*PROVIDED RECORDS:*
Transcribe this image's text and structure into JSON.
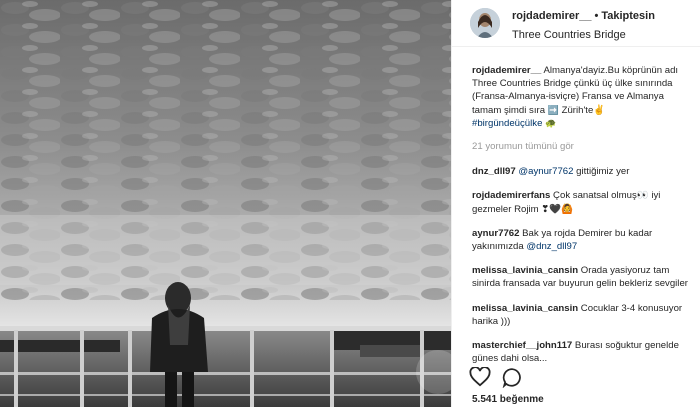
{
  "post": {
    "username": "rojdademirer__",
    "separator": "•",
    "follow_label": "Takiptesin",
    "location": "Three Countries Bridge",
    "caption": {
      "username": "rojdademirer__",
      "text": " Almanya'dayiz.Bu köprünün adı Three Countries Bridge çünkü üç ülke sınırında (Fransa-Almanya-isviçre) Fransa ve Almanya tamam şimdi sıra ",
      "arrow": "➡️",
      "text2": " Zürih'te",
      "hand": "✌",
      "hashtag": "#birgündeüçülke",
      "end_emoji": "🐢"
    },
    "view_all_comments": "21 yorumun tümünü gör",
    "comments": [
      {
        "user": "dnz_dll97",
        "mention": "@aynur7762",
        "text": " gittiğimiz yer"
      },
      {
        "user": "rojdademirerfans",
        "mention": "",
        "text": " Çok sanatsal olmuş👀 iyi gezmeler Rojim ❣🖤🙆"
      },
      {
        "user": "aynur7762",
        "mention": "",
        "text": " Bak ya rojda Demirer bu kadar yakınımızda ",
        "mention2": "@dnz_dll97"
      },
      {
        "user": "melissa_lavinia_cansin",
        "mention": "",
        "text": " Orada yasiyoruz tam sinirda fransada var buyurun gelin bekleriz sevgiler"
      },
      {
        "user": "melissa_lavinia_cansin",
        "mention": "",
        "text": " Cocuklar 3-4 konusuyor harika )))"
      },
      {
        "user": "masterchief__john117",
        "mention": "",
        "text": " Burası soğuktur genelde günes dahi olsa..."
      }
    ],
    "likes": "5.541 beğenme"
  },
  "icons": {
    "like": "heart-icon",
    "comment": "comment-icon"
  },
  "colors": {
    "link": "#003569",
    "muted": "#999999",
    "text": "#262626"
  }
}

*GOAL:*
Filter the records above for lines containing the word "Three", and copy those lines.

*WRITTEN RESPONSE:*
    "location": "Three Countries Bridge",
      "text": " Almanya'dayiz.Bu köprünün adı Three Countries Bridge çünkü üç ülke sınırında (Fransa-Almanya-isviçre) Fransa ve Almanya tamam şimdi sıra ",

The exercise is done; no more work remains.